- DIRECTIVE: Make an exact copy of the entries, and keep any pictures out of it.

- SUPPLIED ENTRIES:

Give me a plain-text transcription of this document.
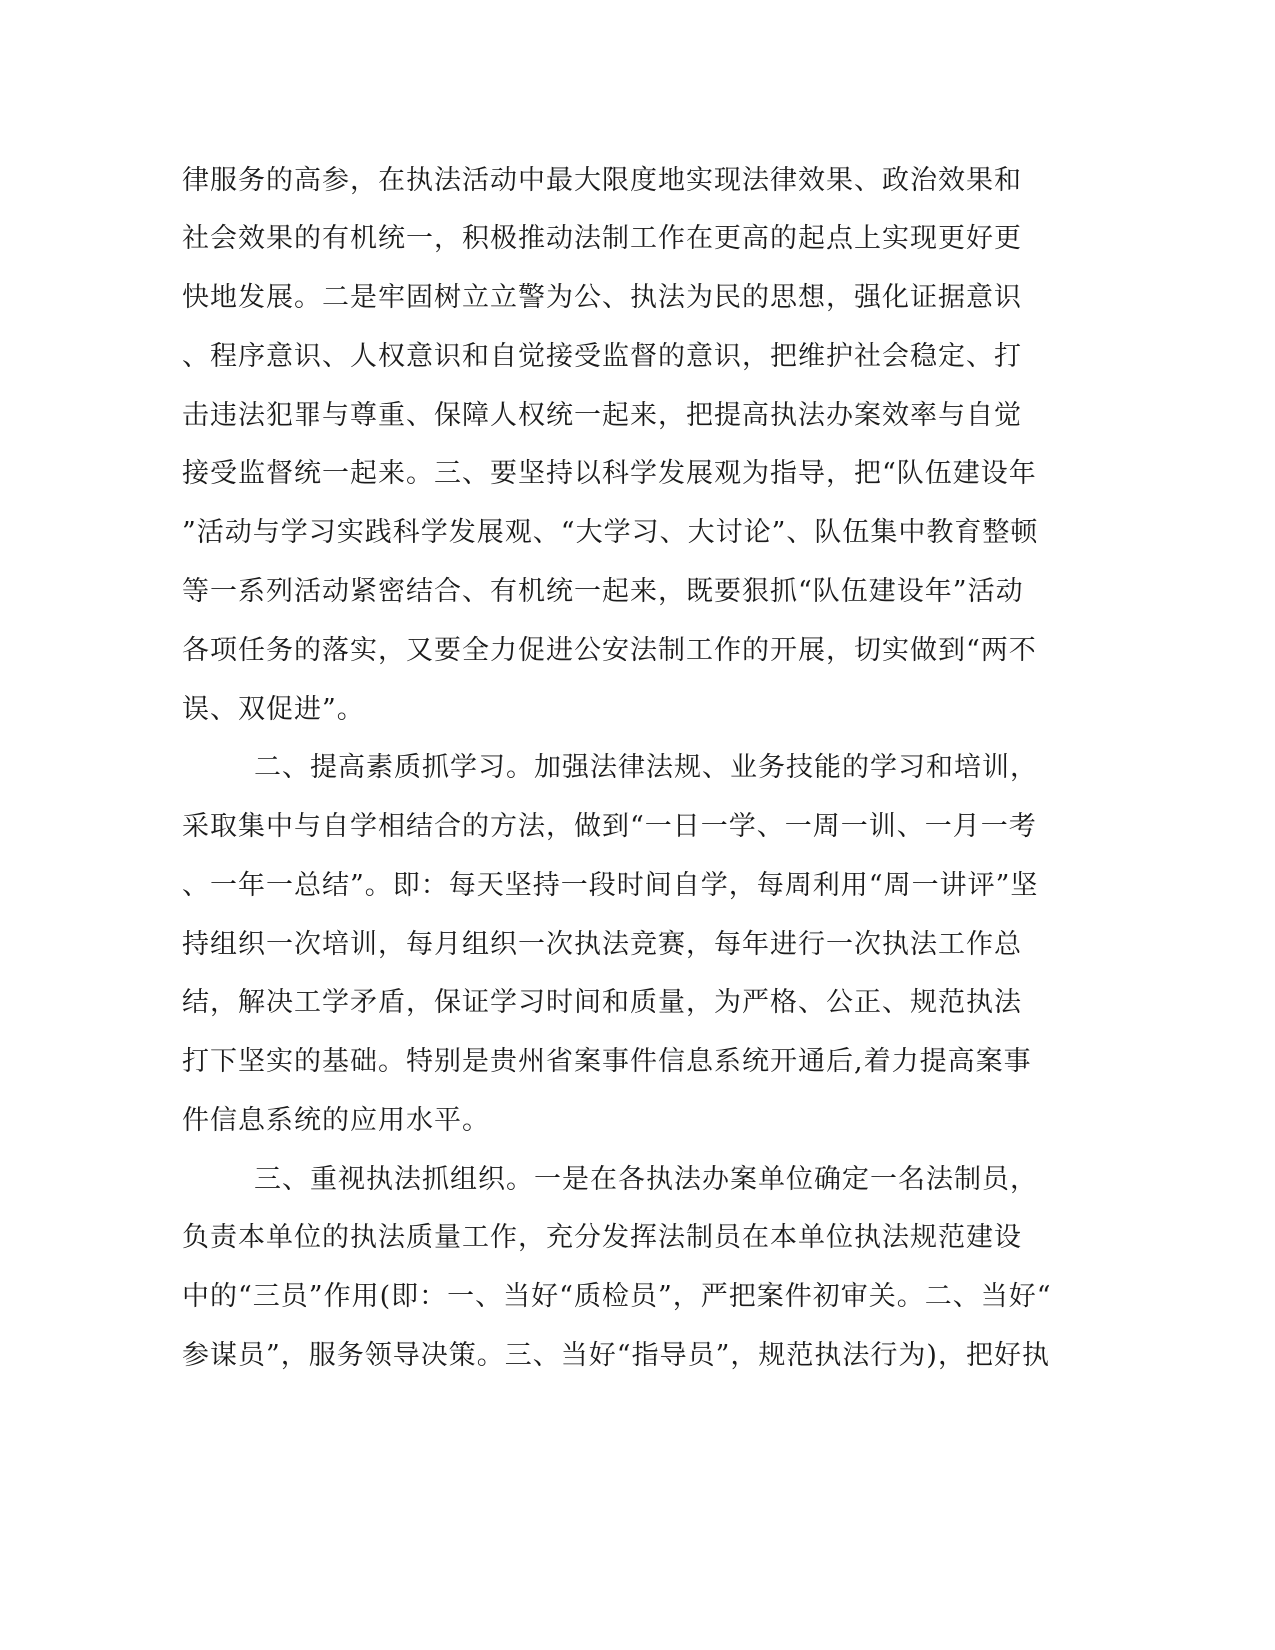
律服务的高参，在执法活动中最大限度地实现法律效果、政治效果和
社会效果的有机统一，积极推动法制工作在更高的起点上实现更好更
快地发展。二是牢固树立立警为公、执法为民的思想，强化证据意识
、程序意识、人权意识和自觉接受监督的意识，把维护社会稳定、打
击违法犯罪与尊重、保障人权统一起来，把提高执法办案效率与自觉
接受监督统一起来。三、要坚持以科学发展观为指导，把“队伍建设年
”活动与学习实践科学发展观、“大学习、大讨论”、队伍集中教育整顿
等一系列活动紧密结合、有机统一起来，既要狠抓“队伍建设年”活动
各项任务的落实，又要全力促进公安法制工作的开展，切实做到“两不
误、双促进”。
二、提高素质抓学习。加强法律法规、业务技能的学习和培训，
采取集中与自学相结合的方法，做到“一日一学、一周一训、一月一考
、一年一总结”。即：每天坚持一段时间自学，每周利用“周一讲评”坚
持组织一次培训，每月组织一次执法竞赛，每年进行一次执法工作总
结，解决工学矛盾，保证学习时间和质量，为严格、公正、规范执法
打下坚实的基础。特别是贵州省案事件信息系统开通后,着力提高案事
件信息系统的应用水平。
三、重视执法抓组织。一是在各执法办案单位确定一名法制员，
负责本单位的执法质量工作，充分发挥法制员在本单位执法规范建设
中的“三员”作用(即：一、当好“质检员”，严把案件初审关。二、当好“
参谋员”，服务领导决策。三、当好“指导员”，规范执法行为)，把好执
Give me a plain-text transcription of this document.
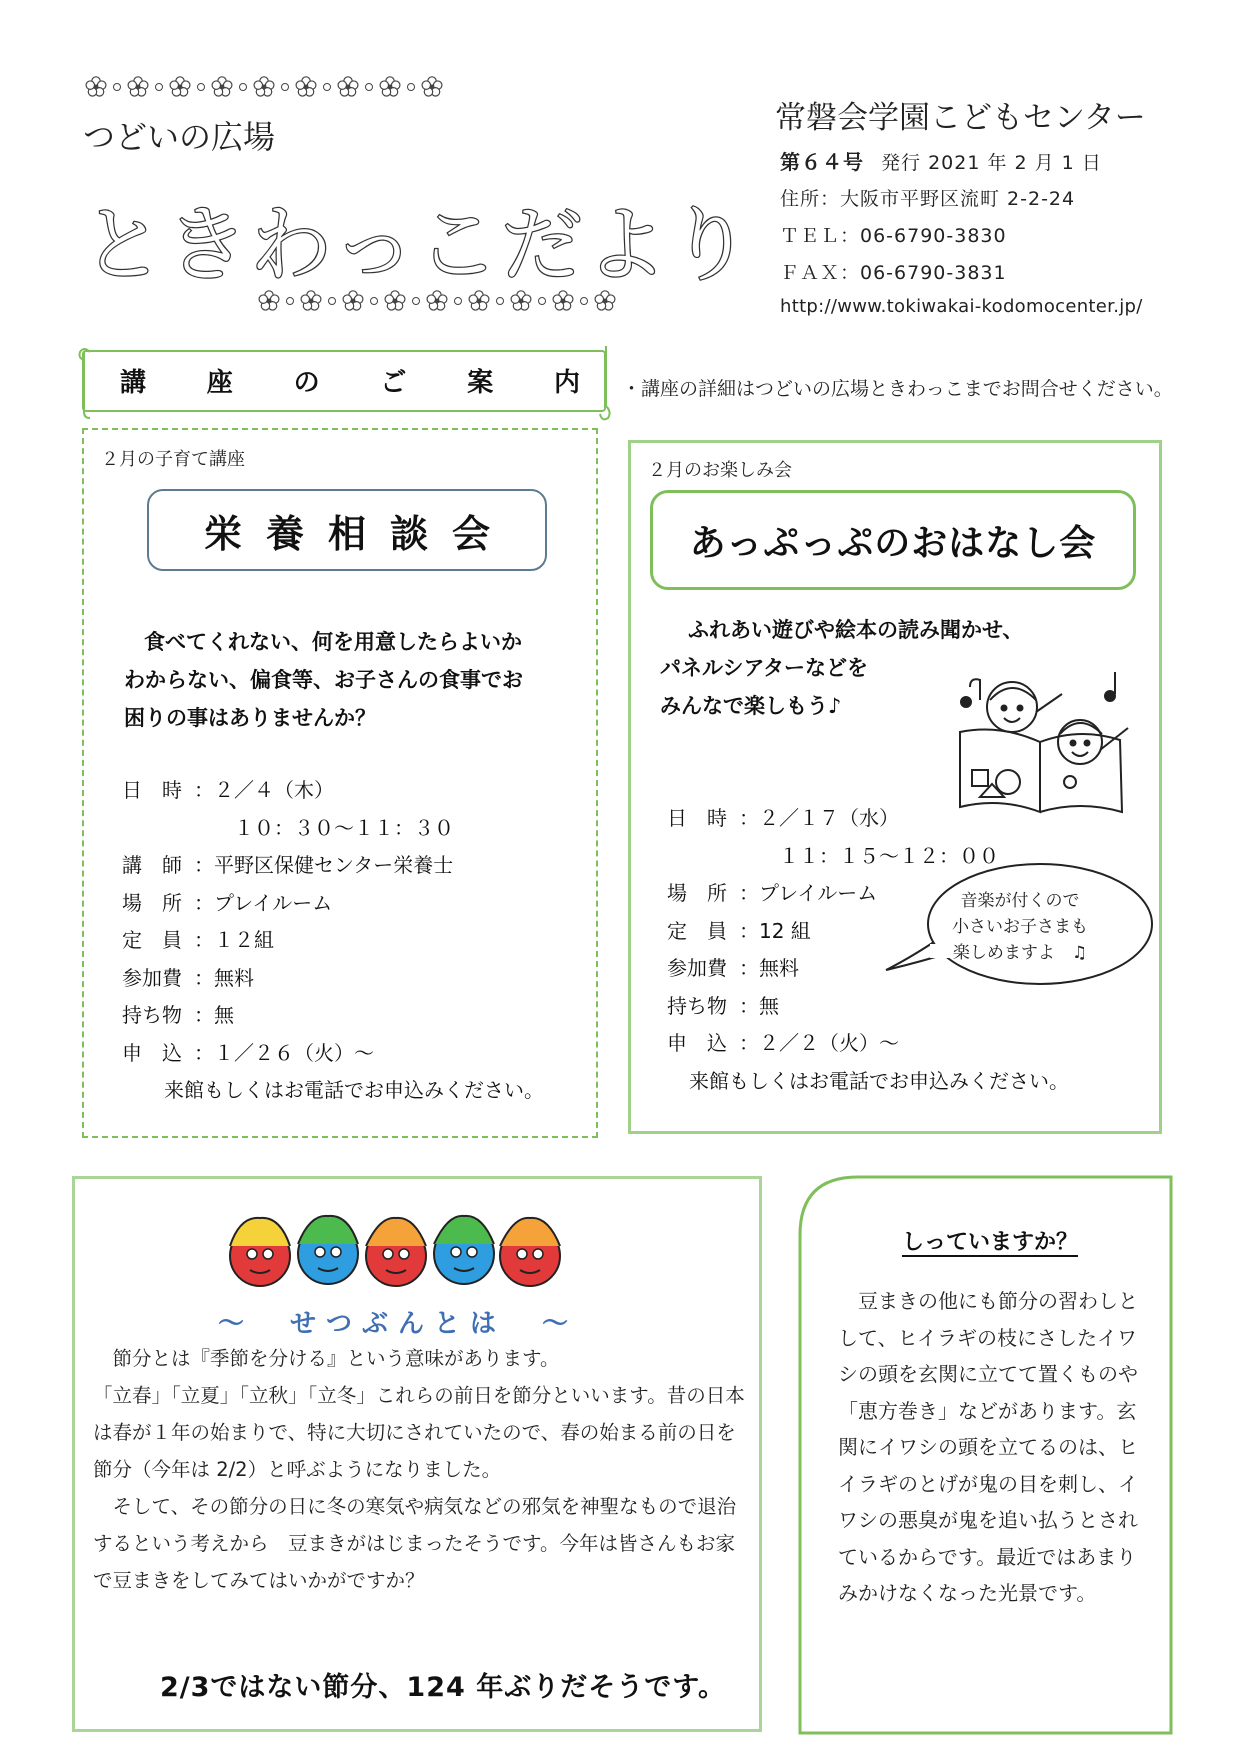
つどいの広場
ときわっこだより
常磐会学園こどもセンター
第６４号 発行 2021 年 2 月 1 日
住所：大阪市平野区流町 2-2-24
ＴＥＬ：06-6790-3830
ＦＡＸ：06-6790-3831
http://www.tokiwakai-kodomocenter.jp/
講 座 の ご 案 内 ・講座の詳細はつどいの広場ときわっこまでお問合せください。
２月の子育て講座
栄養相談会
食べてくれない、何を用意したらよいか
わからない、偏食等、お子さんの食事でお
困りの事はありませんか？
日　時 ： ２／４（木）

　１０：３０～１１：３０
講　師 ： 平野区保健センター栄養士
場　所 ： プレイルーム
定　員 ： １２組
参加費 ： 無料
持ち物 ： 無
申　込 ： １／２６（火）～
来館もしくはお電話でお申込みください。
２月のお楽しみ会
あっぷっぷのおはなし会
ふれあい遊びや絵本の読み聞かせ、
パネルシアターなどを
みんなで楽しもう♪
日　時 ： ２／１７（水）

　１１：１５～１２：００
場　所 ： プレイルーム
定　員 ： 12 組
参加費 ： 無料
持ち物 ： 無
申　込 ： ２／２（火）～
来館もしくはお電話でお申込みください。
音楽が付くので
小さいお子さまも
楽しめますよ　♫
～　せつぶんとは　～

　節分とは『季節を分ける』という意味があります。

「立春」「立夏」「立秋」「立冬」これらの前日を節分といいます。昔の日本は春が１年の始まりで、特に大切にされていたので、春の始まる前の日を節分（今年は 2/2）と呼ぶようになりました。

　そして、その節分の日に冬の寒気や病気などの邪気を神聖なもので退治するという考えから　豆まきがはじまったそうです。今年は皆さんもお家で豆まきをしてみてはいかがですか？

2/3ではない節分、124 年ぶりだそうです。
しっていますか？
　豆まきの他にも節分の習わしとして、ヒイラギの枝にさしたイワシの頭を玄関に立てて置くものや「恵方巻き」などがあります。玄関にイワシの頭を立てるのは、ヒイラギのとげが鬼の目を刺し、イワシの悪臭が鬼を追い払うとされているからです。最近ではあまりみかけなくなった光景です。
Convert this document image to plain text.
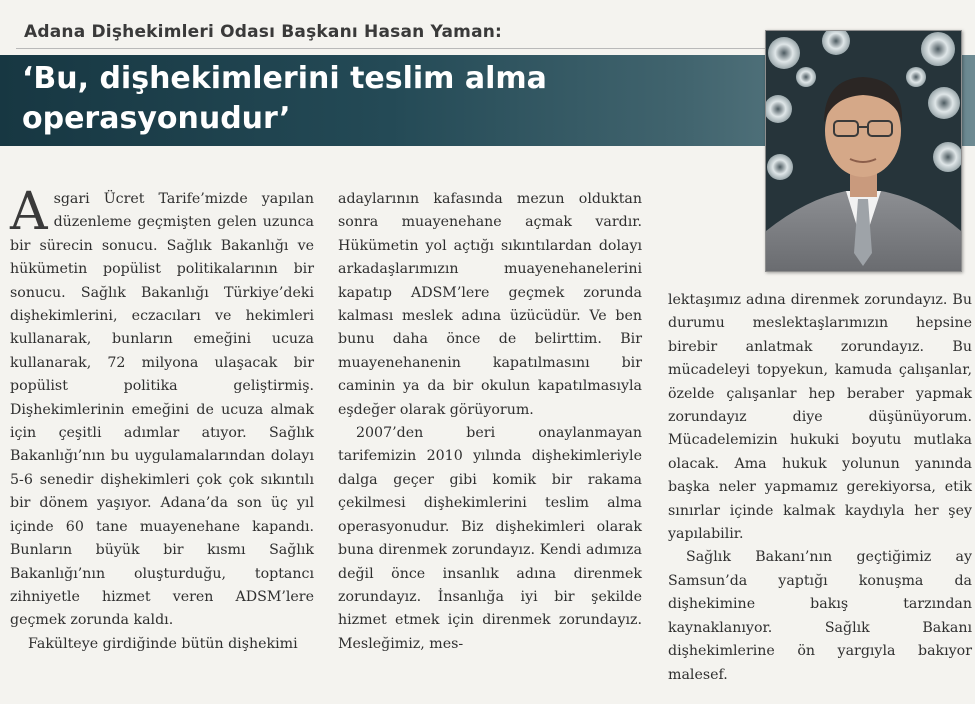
Adana Dişhekimleri Odası Başkanı Hasan Yaman:
‘Bu, dişhekimlerini teslim alma
operasyonudur’

Asgari Ücret Tarife’mizde yapılan düzenleme geçmişten gelen uzunca bir sürecin sonucu. Sağlık Bakanlığı ve hükümetin popülist politikalarının bir sonucu. Sağlık Bakanlığı Türkiye’deki dişhekimlerini, eczacıları ve hekimleri kullanarak, bunların emeğini ucuza kullanarak, 72 milyona ulaşacak bir popülist politika geliştirmiş. Dişhekimlerinin emeğini de ucuza almak için çeşitli adımlar atıyor. Sağlık Bakanlığı’nın bu uygulamalarından dolayı 5-6 senedir dişhekimleri çok çok sıkıntılı bir dönem yaşıyor. Adana’da son üç yıl içinde 60 tane muayenehane kapandı. Bunların büyük bir kısmı Sağlık Bakanlığı’nın oluşturduğu, toptancı zihniyetle hizmet veren ADSM’lere geçmek zorunda kaldı.

Fakülteye girdiğinde bütün dişhekimi

adaylarının kafasında mezun olduktan sonra muayenehane açmak vardır. Hükümetin yol açtığı sıkıntılardan dolayı arkadaşlarımızın muayenehanelerini kapatıp ADSM’lere geçmek zorunda kalması meslek adına üzücüdür. Ve ben bunu daha önce de belirttim. Bir muayenehanenin kapatılmasını bir caminin ya da bir okulun kapatılmasıyla eşdeğer olarak görüyorum.

2007’den beri onaylanmayan tarifemizin 2010 yılında dişhekimleriyle dalga geçer gibi komik bir rakama çekilmesi dişhekimlerini teslim alma operasyonudur. Biz dişhekimleri olarak buna direnmek zorundayız. Kendi adımıza değil önce insanlık adına direnmek zorundayız. İnsanlığa iyi bir şekilde hizmet etmek için direnmek zorundayız. Mesleğimiz, mes-

lektaşımız adına direnmek zorundayız. Bu durumu meslektaşlarımızın hepsine birebir anlatmak zorundayız. Bu mücadeleyi topyekun, kamuda çalışanlar, özelde çalışanlar hep beraber yapmak zorundayız diye düşünüyorum. Mücadelemizin hukuki boyutu mutlaka olacak. Ama hukuk yolunun yanında başka neler yapmamız gerekiyorsa, etik sınırlar içinde kalmak kaydıyla her şey yapılabilir.

Sağlık Bakanı’nın geçtiğimiz ay Samsun’da yaptığı konuşma da dişhekimine bakış tarzından kaynaklanıyor. Sağlık Bakanı dişhekimlerine ön yargıyla bakıyor malesef.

- EXERCISE RESPONSE:
Give me a plain-text transcription of this document.
律服务的高参，在执法活动中最大限度地实现法律效果、政治效果和
社会效果的有机统一，积极推动法制工作在更高的起点上实现更好更
快地发展。二是牢固树立立警为公、执法为民的思想，强化证据意识
、程序意识、人权意识和自觉接受监督的意识，把维护社会稳定、打
击违法犯罪与尊重、保障人权统一起来，把提高执法办案效率与自觉
接受监督统一起来。三、要坚持以科学发展观为指导，把“队伍建设年
”活动与学习实践科学发展观、“大学习、大讨论”、队伍集中教育整顿
等一系列活动紧密结合、有机统一起来，既要狠抓“队伍建设年”活动
各项任务的落实，又要全力促进公安法制工作的开展，切实做到“两不
误、双促进”。
二、提高素质抓学习。加强法律法规、业务技能的学习和培训，
采取集中与自学相结合的方法，做到“一日一学、一周一训、一月一考
、一年一总结”。即：每天坚持一段时间自学，每周利用“周一讲评”坚
持组织一次培训，每月组织一次执法竞赛，每年进行一次执法工作总
结，解决工学矛盾，保证学习时间和质量，为严格、公正、规范执法
打下坚实的基础。特别是贵州省案事件信息系统开通后,着力提高案事
件信息系统的应用水平。
三、重视执法抓组织。一是在各执法办案单位确定一名法制员，
负责本单位的执法质量工作，充分发挥法制员在本单位执法规范建设
中的“三员”作用(即：一、当好“质检员”，严把案件初审关。二、当好“
参谋员”，服务领导决策。三、当好“指导员”，规范执法行为)，把好执
Give me a plain-text transcription of this document.
つどいの広場
ときわっこだより
常磐会学園こどもセンター
第６４号 発行 2021 年 2 月 1 日
住所：大阪市平野区流町 2-2-24
ＴＥＬ：06-6790-3830
ＦＡＸ：06-6790-3831
http://www.tokiwakai-kodomocenter.jp/
講 座 の ご 案 内 ・講座の詳細はつどいの広場ときわっこまでお問合せください。
２月の子育て講座
栄養相談会
食べてくれない、何を用意したらよいか
わからない、偏食等、お子さんの食事でお
困りの事はありませんか？
日　時 ： ２／４（木）

　１０：３０～１１：３０
講　師 ： 平野区保健センター栄養士
場　所 ： プレイルーム
定　員 ： １２組
参加費 ： 無料
持ち物 ： 無
申　込 ： １／２６（火）～
来館もしくはお電話でお申込みください。
２月のお楽しみ会
あっぷっぷのおはなし会
ふれあい遊びや絵本の読み聞かせ、
パネルシアターなどを
みんなで楽しもう♪
日　時 ： ２／１７（水）

　１１：１５～１２：００
場　所 ： プレイルーム
定　員 ： 12 組
参加費 ： 無料
持ち物 ： 無
申　込 ： ２／２（火）～
来館もしくはお電話でお申込みください。
音楽が付くので
小さいお子さまも
楽しめますよ　♫
～　せつぶんとは　～

　節分とは『季節を分ける』という意味があります。

「立春」「立夏」「立秋」「立冬」これらの前日を節分といいます。昔の日本は春が１年の始まりで、特に大切にされていたので、春の始まる前の日を節分（今年は 2/2）と呼ぶようになりました。

　そして、その節分の日に冬の寒気や病気などの邪気を神聖なもので退治するという考えから　豆まきがはじまったそうです。今年は皆さんもお家で豆まきをしてみてはいかがですか？

2/3ではない節分、124 年ぶりだそうです。
しっていますか？
　豆まきの他にも節分の習わしとして、ヒイラギの枝にさしたイワシの頭を玄関に立てて置くものや「恵方巻き」などがあります。玄関にイワシの頭を立てるのは、ヒイラギのとげが鬼の目を刺し、イワシの悪臭が鬼を追い払うとされているからです。最近ではあまりみかけなくなった光景です。
Convert this document image to plain text.
Adana Dişhekimleri Odası Başkanı Hasan Yaman:
‘Bu, dişhekimlerini teslim alma
operasyonudur’

Asgari Ücret Tarife’mizde yapılan düzenleme geçmişten gelen uzunca bir sürecin sonucu. Sağlık Bakanlığı ve hükümetin popülist politikalarının bir sonucu. Sağlık Bakanlığı Türkiye’deki dişhekimlerini, eczacıları ve hekimleri kullanarak, bunların emeğini ucuza kullanarak, 72 milyona ulaşacak bir popülist politika geliştirmiş. Dişhekimlerinin emeğini de ucuza almak için çeşitli adımlar atıyor. Sağlık Bakanlığı’nın bu uygulamalarından dolayı 5-6 senedir dişhekimleri çok çok sıkıntılı bir dönem yaşıyor. Adana’da son üç yıl içinde 60 tane muayenehane kapandı. Bunların büyük bir kısmı Sağlık Bakanlığı’nın oluşturduğu, toptancı zihniyetle hizmet veren ADSM’lere geçmek zorunda kaldı.

Fakülteye girdiğinde bütün dişhekimi

adaylarının kafasında mezun olduktan sonra muayenehane açmak vardır. Hükümetin yol açtığı sıkıntılardan dolayı arkadaşlarımızın muayenehanelerini kapatıp ADSM’lere geçmek zorunda kalması meslek adına üzücüdür. Ve ben bunu daha önce de belirttim. Bir muayenehanenin kapatılmasını bir caminin ya da bir okulun kapatılmasıyla eşdeğer olarak görüyorum.

2007’den beri onaylanmayan tarifemizin 2010 yılında dişhekimleriyle dalga geçer gibi komik bir rakama çekilmesi dişhekimlerini teslim alma operasyonudur. Biz dişhekimleri olarak buna direnmek zorundayız. Kendi adımıza değil önce insanlık adına direnmek zorundayız. İnsanlığa iyi bir şekilde hizmet etmek için direnmek zorundayız. Mesleğimiz, mes-

lektaşımız adına direnmek zorundayız. Bu durumu meslektaşlarımızın hepsine birebir anlatmak zorundayız. Bu mücadeleyi topyekun, kamuda çalışanlar, özelde çalışanlar hep beraber yapmak zorundayız diye düşünüyorum. Mücadelemizin hukuki boyutu mutlaka olacak. Ama hukuk yolunun yanında başka neler yapmamız gerekiyorsa, etik sınırlar içinde kalmak kaydıyla her şey yapılabilir.

Sağlık Bakanı’nın geçtiğimiz ay Samsun’da yaptığı konuşma da dişhekimine bakış tarzından kaynaklanıyor. Sağlık Bakanı dişhekimlerine ön yargıyla bakıyor malesef.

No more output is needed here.